§ **Task requirements**:
Determine how many lines in the material below contain the string "order", matching case exactly, and reply with only that number.
== Dataset
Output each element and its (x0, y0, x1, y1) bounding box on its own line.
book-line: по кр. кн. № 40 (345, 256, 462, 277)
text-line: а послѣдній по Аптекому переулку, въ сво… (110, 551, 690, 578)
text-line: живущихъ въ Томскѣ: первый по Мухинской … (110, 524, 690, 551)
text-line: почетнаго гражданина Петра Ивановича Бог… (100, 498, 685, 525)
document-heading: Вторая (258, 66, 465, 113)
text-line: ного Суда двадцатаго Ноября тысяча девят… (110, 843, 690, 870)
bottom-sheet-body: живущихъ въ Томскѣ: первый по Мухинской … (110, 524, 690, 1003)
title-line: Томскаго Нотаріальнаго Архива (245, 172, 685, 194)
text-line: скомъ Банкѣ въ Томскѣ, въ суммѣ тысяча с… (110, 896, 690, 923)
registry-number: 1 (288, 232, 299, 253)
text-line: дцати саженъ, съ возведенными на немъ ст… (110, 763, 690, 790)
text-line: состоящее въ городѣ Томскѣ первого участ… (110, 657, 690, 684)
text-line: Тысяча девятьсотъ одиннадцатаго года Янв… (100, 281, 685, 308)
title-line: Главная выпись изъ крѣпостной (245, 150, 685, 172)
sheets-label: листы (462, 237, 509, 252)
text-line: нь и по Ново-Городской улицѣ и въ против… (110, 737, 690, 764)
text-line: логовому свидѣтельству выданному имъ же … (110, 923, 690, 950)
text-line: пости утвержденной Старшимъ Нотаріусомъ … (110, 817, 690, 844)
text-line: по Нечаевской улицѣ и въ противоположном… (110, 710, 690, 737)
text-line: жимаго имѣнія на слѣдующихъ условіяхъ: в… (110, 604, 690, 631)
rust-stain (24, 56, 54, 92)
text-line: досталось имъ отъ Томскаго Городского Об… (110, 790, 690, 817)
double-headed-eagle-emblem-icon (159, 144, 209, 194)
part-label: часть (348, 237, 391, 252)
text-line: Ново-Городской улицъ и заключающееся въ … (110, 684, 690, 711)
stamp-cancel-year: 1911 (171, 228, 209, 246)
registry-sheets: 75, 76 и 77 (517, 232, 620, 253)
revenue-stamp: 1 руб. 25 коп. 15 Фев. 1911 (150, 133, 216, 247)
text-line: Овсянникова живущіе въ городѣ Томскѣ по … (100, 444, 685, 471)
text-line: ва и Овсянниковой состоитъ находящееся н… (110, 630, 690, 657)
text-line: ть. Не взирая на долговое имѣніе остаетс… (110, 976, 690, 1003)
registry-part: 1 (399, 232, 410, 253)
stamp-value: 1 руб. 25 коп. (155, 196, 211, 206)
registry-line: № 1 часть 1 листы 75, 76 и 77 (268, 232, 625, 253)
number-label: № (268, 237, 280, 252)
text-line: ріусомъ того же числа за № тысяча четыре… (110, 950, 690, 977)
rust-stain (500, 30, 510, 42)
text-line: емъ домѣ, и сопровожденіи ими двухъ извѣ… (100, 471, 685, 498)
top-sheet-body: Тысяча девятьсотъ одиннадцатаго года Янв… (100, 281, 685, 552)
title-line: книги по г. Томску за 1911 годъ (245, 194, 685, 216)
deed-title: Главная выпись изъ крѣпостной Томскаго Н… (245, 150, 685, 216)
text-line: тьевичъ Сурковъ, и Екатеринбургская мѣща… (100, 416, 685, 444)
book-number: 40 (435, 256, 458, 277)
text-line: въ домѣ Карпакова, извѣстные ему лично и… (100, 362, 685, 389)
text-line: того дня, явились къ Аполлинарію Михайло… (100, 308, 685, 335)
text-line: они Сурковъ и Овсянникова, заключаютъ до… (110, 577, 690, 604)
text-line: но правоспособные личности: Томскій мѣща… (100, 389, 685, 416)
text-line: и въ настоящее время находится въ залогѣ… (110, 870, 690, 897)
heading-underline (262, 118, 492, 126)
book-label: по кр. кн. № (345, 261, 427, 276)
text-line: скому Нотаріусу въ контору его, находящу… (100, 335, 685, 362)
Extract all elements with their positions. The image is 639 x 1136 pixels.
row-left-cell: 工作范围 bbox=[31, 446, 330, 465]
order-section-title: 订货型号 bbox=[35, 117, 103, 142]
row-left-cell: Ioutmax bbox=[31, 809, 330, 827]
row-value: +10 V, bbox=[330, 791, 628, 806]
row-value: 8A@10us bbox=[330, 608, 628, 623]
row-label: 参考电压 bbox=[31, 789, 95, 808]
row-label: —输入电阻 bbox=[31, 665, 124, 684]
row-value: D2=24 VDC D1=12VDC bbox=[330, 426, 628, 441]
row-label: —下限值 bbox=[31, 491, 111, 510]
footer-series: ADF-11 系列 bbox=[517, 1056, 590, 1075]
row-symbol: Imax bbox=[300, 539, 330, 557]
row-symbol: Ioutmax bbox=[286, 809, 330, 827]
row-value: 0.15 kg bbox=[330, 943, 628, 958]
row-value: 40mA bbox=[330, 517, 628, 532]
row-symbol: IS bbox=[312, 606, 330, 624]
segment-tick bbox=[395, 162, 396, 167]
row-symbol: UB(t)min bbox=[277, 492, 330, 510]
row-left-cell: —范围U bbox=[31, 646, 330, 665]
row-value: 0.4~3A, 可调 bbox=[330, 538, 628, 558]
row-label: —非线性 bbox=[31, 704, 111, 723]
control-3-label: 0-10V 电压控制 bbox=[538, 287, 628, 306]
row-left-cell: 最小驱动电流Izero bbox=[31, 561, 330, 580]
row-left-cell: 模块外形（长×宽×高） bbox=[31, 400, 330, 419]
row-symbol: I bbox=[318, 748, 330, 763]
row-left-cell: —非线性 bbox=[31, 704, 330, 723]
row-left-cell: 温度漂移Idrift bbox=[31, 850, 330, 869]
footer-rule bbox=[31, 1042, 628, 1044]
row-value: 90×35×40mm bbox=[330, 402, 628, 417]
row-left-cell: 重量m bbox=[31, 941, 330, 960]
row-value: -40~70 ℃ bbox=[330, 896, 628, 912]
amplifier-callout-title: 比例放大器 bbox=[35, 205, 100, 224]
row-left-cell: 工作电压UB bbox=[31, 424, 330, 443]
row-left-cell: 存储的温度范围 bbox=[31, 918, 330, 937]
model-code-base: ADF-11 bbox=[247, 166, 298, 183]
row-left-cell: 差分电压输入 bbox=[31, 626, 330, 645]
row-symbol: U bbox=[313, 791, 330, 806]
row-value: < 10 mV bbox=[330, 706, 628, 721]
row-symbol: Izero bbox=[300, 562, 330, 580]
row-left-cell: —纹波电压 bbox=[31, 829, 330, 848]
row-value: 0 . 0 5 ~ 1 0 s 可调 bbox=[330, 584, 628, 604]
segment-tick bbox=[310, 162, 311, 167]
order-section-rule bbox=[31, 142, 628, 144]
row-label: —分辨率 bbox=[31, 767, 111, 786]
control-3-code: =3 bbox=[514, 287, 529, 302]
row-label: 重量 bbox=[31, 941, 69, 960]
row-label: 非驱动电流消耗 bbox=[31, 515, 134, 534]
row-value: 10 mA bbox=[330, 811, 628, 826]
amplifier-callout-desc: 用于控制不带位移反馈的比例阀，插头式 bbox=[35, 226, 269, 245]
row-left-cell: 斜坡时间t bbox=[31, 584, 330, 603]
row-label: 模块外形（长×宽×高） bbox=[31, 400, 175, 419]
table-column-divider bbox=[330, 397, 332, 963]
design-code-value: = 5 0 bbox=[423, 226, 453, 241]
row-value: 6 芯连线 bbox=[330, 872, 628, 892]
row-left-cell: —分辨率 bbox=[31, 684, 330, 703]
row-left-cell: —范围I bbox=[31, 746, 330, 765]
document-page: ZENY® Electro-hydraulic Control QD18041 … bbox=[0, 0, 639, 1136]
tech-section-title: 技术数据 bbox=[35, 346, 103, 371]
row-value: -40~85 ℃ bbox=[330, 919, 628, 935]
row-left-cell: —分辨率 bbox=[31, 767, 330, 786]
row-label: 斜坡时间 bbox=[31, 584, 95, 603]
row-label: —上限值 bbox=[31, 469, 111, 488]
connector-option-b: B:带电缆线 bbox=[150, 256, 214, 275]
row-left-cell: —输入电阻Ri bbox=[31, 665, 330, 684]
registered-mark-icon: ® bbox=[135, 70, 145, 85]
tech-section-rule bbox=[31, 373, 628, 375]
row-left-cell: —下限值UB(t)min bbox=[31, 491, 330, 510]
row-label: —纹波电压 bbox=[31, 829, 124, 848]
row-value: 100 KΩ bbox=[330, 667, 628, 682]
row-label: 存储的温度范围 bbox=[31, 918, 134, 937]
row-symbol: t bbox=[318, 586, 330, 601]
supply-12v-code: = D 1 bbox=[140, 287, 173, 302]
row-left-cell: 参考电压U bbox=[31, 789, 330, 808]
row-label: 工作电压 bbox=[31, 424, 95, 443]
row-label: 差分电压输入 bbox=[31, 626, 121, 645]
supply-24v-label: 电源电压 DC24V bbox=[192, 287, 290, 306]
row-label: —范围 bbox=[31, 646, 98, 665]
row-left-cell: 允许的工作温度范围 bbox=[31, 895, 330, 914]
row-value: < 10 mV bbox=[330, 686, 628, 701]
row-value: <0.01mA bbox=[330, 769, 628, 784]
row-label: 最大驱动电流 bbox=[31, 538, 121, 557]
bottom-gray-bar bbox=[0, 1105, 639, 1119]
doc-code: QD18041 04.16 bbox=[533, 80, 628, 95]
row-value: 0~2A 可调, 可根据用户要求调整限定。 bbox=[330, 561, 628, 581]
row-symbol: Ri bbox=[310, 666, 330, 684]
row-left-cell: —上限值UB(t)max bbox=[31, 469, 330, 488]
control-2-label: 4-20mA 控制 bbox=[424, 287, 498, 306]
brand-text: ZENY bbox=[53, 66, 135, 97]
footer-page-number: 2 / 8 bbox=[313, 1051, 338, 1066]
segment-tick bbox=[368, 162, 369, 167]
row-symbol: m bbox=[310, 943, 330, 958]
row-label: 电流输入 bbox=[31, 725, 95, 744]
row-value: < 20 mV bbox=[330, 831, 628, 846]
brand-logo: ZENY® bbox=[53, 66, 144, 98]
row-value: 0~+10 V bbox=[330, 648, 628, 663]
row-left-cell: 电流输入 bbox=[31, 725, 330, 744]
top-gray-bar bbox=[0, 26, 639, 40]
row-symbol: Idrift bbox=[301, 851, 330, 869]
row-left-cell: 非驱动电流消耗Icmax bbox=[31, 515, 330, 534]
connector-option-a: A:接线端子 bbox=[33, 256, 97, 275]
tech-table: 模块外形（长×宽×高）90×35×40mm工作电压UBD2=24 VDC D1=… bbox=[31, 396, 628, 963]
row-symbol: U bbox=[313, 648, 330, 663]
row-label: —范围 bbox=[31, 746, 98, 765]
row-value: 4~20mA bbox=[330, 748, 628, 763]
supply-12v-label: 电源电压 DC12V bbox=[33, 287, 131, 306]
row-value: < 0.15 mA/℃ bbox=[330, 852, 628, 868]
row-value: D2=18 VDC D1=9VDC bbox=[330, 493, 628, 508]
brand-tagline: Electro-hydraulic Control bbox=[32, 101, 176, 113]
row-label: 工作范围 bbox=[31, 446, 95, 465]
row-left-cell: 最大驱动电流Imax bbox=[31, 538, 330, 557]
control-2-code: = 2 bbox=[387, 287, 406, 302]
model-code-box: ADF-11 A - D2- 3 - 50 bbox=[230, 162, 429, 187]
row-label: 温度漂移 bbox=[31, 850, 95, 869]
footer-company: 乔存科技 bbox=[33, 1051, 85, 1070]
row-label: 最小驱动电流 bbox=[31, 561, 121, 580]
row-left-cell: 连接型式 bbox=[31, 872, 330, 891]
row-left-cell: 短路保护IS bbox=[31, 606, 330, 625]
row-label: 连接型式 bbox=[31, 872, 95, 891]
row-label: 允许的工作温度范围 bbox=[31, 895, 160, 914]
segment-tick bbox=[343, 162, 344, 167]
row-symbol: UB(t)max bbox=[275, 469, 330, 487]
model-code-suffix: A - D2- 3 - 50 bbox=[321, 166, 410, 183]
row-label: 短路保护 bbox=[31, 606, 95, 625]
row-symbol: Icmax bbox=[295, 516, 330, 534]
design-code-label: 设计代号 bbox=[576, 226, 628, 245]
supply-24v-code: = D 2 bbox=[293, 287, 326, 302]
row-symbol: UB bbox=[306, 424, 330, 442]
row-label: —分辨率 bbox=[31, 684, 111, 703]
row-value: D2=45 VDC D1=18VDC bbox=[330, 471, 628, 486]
====
§ **Completed exercise**:
2